### Records for this task

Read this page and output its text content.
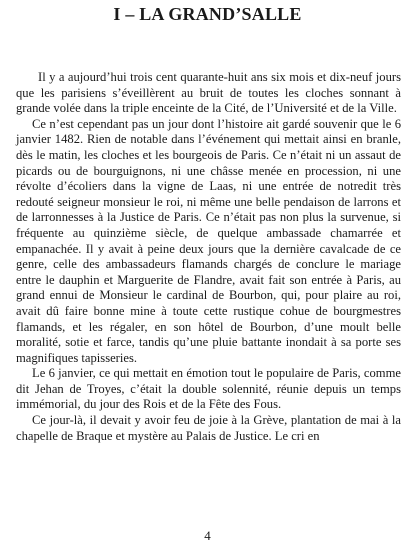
I – LA GRAND’SALLE

Il y a aujourd’hui trois cent quarante-huit ans six mois et dix-neuf jours que les parisiens s’éveillèrent au bruit de toutes les cloches sonnant à grande volée dans la triple enceinte de la Cité, de l’Université et de la Ville.

Ce n’est cependant pas un jour dont l’histoire ait gardé souvenir que le 6 janvier 1482. Rien de notable dans l’événement qui mettait ainsi en branle, dès le matin, les cloches et les bourgeois de Paris. Ce n’était ni un assaut de picards ou de bourguignons, ni une châsse menée en procession, ni une révolte d’écoliers dans la vigne de Laas, ni une entrée de notredit très redouté seigneur monsieur le roi, ni même une belle pendaison de larrons et de larronnesses à la Justice de Paris. Ce n’était pas non plus la survenue, si fréquente au quinzième siècle, de quelque ambassade chamarrée et empanachée. Il y avait à peine deux jours que la dernière cavalcade de ce genre, celle des ambassadeurs flamands chargés de conclure le mariage entre le dauphin et Marguerite de Flandre, avait fait son entrée à Paris, au grand ennui de Monsieur le cardinal de Bourbon, qui, pour plaire au roi, avait dû faire bonne mine à toute cette rustique cohue de bourgmestres flamands, et les régaler, en son hôtel de Bourbon, d’une moult belle moralité, sotie et farce, tandis qu’une pluie battante inondait à sa porte ses magnifiques tapisseries.

Le 6 janvier, ce qui mettait en émotion tout le populaire de Paris, comme dit Jehan de Troyes, c’était la double solennité, réunie depuis un temps immémorial, du jour des Rois et de la Fête des Fous.

Ce jour-là, il devait y avoir feu de joie à la Grève, plantation de mai à la chapelle de Braque et mystère au Palais de Justice. Le cri en

4
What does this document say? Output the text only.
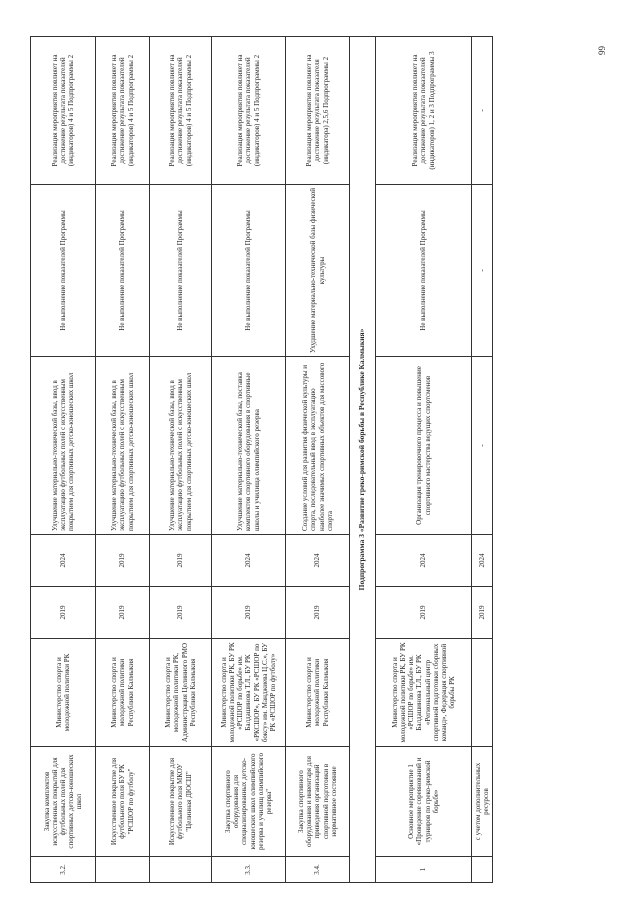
3.2.	Закупка комплектов искусственных покрытий для футбольных полей для спортивных детско-юношеских школ	Министерство спорта и молодежной политики РК	2019	2024	Улучшение материально-технической базы, ввод в эксплуатацию футбольных полей с искусственным покрытием для спортивных детско-юношеских школ	Не выполнение показателей Программы	Реализация мероприятия повлияет на достижение результата показателей (индикаторов) 4 и 5 Подпрограммы 2
	Искусственное покрытие для футбольного поля БУ РК "РСШОР по футболу"	Министерство спорта и молодежной политики Республики Калмыкия	2019	2019	Улучшение материально-технической базы, ввод в эксплуатацию футбольных полей с искусственным покрытием для спортивных детско-юношеских школ	Не выполнение показателей Программы	Реализация мероприятия повлияет на достижение результата показателей (индикаторов) 4 и 5 Подпрограммы 2
	Искусственное покрытие для футбольного поля МКОУ "Целинная ДЮСШ"	Министерство спорта и молодежной политики РК, Администрация Целинного РМО Республики Калмыкия	2019	2019	Улучшение материально-технической базы, ввод в эксплуатацию футбольных полей с искусственным покрытием для спортивных детско-юношеских школ	Не выполнение показателей Программы	Реализация мероприятия повлияет на достижение результата показателей (индикаторов) 4 и 5 Подпрограммы 2
3.3.	Закупка спортивного оборудования для специализированных детско-юношеских школ олимпийского резерва и училищ олимпийского резерва"	Министерство спорта и молодежной политики РК, БУ РК «РСШОР по борьбе» им. Балдашинова Т.Л., БУ РК «РКСШОР», БУ РК «РСШОР по боксу» им. Манджиева Ц.С.», БУ РК «РСШОР по футболу»	2019	2024	Улучшение материально-технической базы, поставка комплектов спортивного оборудования в спортивные школы и училища олимпийского резерва	Не выполнение показателей Программы	Реализация мероприятия повлияет на достижение результата показателей (индикаторов) 4 и 5 Подпрограммы 2
3.4.	Закупка спортивного оборудования и инвентаря для приведения организаций спортивной подготовки в нормативное состояние	Министерство спорта и молодежной политики Республики Калмыкия	2019	2024	Создание условий для развития физической культуры и спорта, последовательный ввод в эксплуатацию наиболее значимых спортивных объектов для массового спорта	Ухудшение материально-технической базы физической культуры	Реализация мероприятия повлияет на достижение результата показателя (индикатора) 2,5,6 Подпрограммы 2
Подпрограмма 3 «Развитие греко-римской борьбы в Республике Калмыкия»							
1	Основное мероприятие 1 «Проведение соревнований и турниров по греко-римской борьбе»	Министерство спорта и молодежной политики РК, БУ РК «РСШОР по борьбе» им. Балдашинова Т.Л., БУ РК «Региональный центр спортивной подготовки сборных команд», Федерация спортивной борьбы РК	2019	2024	Организация тренировочного процесса и повышение спортивного мастерства ведущих спортсменов	Не выполнение показателей Программы	Реализация мероприятия повлияет на достижение результата показателей (индикаторов) 1, 2 и 3 Подпрограммы 3
	с учетом дополнительных ресурсов		2019	2024	-	-	-
99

######

### [Task instructions]
Isolate each line of the listing above that includes "римской". Copy it.

### [Response]
Подпрограмма 3 «Развитие греко-римской борьбы в Республике Калмыкия»							
1	Основное мероприятие 1 «Проведение соревнований и турниров по греко-римской борьбе»	Министерство спорта и молодежной политики РК, БУ РК «РСШОР по борьбе» им. Балдашинова Т.Л., БУ РК «Региональный центр спортивной подготовки сборных команд», Федерация спортивной борьбы РК	2019	2024	Организация тренировочного процесса и повышение спортивного мастерства ведущих спортсменов	Не выполнение показателей Программы	Реализация мероприятия повлияет на достижение результата показателей (индикаторов) 1, 2 и 3 Подпрограммы 3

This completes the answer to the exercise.